### SELECTION

· · · · ·

Archive for November, 2018


Hurtling toward Black Friday

Posted on Nov 23 2018 | By

Online and local shopping take sting out of the madness

Gird your loins. The dreaded date this year is Friday, November 23. Fittingly, it will also be the advent of a full moon. Howlin’ at the cash registers.

But before we launch into strategies to survive one of the busiest shopping days of the year, how did Black Friday get its name?

Interestingly, the first event occurred 149 years ago. And it had nothing to do with shopping malls.

The forces behind the original use of the moniker were Jay Gould and Jim Fisk, two ruthless Wall Street barons who conspired to buy as much gold as possible, drive the price up and make a killing by selling it off. At least that was the plan.

Unfortunately—or fortunately—the conspiracy collapsed on Friday September 24, 1869 sending the stock market into a nosedive and bankrupting much of the American citizenry, both rich and less so. The first Black Friday was born.

Fast forward to Philadelphia in the 1950s. A pattern emerged of suburban shoppers and tourists swamping the city in advance of the Army-Navy football game held on the Saturday following Thanksgiving.

Cops had to work long hours to control both the rabid shoppers and the ensuing shoplifting. It was literally a black Friday event. Years later the term spread nationwide but carried with it a negative aura.

But the term itself had appeal to retailers who conjured up a more benign meaning for the label in the late 1980s, deigning the loss of profits as being in the red and successful sales scoring in the black. The “red to black” concept took hold and Black Friday became today’s shopping extravaganza.

Thirty percent of annual retail sales occur between Black Friday and Christmas. A bonanza for retailers trying to turn a profit and consumers looking for great deals.

Keyboard buying
Remember the early days of when the naysayers claimed the business model wouldn’t prevail? My, my, the power of a determined individual. Today, Jeff Bezos is the richest man on the planet; from zero to $147 billion in 24 years.

Imagine if Jeff had asked you to invest $50,000 in his little enterprise back then. Your return on that money would have been an incredible 14 million percent. And yes, 22 individuals coughed up the $50k. Lucky ducks.

It’s helpful to highlight Amazon’s success because in 2017 consumers spent $454 billion at their keyboards. Today, online sales rival in-store purchases.

And while Black Friday conjures up hordes of shoppers clawing at each other to score a 55-inch television, millions of shoppers dodge the crowds by peacefully tapping their keyboards.

· · · · ·

### DATA SUPPLIED
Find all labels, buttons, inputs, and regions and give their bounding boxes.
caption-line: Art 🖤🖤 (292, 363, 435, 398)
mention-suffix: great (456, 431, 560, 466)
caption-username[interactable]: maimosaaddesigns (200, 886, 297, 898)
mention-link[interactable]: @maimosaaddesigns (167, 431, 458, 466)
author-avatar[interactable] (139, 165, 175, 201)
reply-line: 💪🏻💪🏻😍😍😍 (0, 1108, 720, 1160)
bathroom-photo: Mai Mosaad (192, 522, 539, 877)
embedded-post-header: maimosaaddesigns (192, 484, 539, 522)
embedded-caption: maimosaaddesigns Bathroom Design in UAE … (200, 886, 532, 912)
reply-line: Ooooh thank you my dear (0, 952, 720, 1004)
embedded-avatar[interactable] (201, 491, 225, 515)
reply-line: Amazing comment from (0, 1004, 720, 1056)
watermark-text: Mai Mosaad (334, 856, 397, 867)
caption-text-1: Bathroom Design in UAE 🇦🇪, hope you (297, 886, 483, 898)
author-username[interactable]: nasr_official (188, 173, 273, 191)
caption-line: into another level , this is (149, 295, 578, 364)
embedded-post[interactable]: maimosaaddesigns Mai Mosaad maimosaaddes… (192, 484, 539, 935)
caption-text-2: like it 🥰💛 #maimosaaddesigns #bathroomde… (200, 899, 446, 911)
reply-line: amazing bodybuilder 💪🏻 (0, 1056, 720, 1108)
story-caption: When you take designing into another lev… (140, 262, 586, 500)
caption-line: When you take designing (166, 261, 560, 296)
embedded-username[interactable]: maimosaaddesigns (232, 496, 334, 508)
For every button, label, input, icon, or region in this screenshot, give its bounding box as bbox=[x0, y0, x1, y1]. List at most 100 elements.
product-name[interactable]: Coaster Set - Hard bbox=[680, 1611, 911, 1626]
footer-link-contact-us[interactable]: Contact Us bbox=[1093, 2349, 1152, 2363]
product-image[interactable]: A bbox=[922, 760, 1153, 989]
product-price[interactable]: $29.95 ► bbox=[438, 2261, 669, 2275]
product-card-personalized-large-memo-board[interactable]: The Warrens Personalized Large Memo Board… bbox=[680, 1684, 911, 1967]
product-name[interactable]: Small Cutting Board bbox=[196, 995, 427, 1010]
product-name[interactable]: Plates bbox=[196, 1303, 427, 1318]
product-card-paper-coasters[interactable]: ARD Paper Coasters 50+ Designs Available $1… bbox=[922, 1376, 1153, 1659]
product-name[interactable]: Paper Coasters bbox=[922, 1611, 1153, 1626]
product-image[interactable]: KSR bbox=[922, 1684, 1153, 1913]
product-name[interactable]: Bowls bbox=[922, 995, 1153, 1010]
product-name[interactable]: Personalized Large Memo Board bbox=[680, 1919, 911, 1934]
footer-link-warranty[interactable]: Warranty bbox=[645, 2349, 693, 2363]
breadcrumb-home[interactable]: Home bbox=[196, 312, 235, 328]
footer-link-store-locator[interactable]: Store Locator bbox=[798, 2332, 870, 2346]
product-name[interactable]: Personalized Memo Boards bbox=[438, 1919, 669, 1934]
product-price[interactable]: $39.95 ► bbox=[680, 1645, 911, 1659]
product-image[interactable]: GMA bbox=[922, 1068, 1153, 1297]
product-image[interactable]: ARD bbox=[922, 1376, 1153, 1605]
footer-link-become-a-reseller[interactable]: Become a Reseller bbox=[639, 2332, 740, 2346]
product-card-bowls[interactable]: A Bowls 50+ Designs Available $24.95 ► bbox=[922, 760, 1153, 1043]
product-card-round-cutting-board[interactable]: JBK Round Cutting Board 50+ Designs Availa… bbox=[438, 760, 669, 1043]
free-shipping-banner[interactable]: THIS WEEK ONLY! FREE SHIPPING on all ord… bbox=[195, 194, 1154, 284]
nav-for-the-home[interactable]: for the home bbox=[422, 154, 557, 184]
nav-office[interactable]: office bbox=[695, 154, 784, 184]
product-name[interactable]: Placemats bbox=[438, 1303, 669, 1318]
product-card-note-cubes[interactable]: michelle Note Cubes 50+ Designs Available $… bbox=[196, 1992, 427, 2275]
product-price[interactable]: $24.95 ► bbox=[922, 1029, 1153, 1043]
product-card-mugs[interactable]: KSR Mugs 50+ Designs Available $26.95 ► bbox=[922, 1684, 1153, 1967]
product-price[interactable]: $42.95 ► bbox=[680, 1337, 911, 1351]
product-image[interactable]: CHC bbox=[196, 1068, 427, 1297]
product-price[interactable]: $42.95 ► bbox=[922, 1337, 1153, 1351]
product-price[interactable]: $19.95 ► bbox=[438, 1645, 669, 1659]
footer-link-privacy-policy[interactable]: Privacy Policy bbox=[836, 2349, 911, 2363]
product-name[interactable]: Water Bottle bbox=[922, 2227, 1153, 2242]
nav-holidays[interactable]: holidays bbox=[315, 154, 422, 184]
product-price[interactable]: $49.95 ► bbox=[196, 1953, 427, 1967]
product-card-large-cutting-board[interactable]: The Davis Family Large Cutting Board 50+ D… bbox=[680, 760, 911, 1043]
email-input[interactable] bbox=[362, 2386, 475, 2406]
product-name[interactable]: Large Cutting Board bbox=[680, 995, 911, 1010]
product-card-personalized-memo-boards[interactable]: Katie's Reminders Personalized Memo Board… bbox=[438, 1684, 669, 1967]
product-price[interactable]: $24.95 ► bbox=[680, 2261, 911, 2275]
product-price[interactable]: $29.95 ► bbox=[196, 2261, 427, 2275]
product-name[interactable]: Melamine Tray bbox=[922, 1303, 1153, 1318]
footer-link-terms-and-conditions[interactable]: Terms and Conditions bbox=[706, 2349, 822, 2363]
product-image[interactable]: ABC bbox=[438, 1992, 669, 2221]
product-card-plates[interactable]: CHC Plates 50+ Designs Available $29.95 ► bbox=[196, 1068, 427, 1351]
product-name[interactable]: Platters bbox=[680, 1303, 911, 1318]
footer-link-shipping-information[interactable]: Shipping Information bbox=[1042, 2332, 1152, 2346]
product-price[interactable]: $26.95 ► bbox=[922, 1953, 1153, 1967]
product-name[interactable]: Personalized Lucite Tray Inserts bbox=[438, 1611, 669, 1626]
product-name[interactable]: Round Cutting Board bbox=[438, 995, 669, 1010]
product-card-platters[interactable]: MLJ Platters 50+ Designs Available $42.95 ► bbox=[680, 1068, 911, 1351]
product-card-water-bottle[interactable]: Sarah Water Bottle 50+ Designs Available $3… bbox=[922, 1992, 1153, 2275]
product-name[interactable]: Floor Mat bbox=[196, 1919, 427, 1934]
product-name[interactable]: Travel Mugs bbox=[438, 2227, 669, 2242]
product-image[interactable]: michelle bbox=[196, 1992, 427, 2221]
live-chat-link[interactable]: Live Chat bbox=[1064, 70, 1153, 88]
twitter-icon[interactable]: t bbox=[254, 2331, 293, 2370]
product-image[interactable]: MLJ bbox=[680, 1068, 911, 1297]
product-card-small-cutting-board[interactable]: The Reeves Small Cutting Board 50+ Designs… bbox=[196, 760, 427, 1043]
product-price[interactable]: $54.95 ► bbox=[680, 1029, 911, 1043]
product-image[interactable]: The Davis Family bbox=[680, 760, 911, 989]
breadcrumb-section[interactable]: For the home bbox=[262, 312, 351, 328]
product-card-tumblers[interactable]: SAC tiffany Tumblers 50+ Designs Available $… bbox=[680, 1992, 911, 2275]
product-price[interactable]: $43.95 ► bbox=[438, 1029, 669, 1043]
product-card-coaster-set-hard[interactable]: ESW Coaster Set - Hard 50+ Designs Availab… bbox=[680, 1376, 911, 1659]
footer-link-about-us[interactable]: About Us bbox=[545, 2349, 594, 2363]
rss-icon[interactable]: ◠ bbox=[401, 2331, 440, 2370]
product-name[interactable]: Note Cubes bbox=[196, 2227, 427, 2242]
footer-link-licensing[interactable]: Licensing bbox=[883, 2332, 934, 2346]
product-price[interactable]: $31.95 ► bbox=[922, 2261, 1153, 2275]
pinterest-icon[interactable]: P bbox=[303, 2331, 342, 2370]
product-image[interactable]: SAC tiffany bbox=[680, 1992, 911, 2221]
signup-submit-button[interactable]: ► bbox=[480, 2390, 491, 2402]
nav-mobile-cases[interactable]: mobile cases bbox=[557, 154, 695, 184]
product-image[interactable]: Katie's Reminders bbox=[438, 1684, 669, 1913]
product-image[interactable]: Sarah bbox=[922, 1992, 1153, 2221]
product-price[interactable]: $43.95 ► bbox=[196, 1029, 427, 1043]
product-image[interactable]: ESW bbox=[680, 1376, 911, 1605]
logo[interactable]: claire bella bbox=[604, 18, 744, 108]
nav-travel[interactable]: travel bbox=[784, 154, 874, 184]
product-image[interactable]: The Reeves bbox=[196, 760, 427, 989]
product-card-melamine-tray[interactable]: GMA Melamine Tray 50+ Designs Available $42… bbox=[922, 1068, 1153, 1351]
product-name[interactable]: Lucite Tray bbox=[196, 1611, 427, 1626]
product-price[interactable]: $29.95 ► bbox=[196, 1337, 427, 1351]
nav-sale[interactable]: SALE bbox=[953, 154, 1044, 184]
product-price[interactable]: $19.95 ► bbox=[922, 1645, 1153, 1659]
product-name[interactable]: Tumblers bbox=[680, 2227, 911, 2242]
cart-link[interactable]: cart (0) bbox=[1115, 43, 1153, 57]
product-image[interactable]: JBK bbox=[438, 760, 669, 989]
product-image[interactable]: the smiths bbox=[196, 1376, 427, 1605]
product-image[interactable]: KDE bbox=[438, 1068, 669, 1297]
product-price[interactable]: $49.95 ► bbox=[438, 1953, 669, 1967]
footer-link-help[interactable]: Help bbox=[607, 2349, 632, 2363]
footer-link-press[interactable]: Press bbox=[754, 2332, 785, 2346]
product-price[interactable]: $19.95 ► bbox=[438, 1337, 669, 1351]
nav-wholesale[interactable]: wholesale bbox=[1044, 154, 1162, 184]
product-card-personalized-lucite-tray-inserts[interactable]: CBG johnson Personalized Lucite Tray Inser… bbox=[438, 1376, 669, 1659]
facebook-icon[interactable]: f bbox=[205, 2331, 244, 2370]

· · · · ·

### PROBLEM DETAILS
Translate this sentence from the Black Friday post into Spanish: "Thirty percent of annual retail sales occur between Black Friday and Christmas."

### RESPONSE TO THIS EXERCISE
El treinta por ciento de las ventas minoristas anuales se produce entre el Black Friday y Navidad.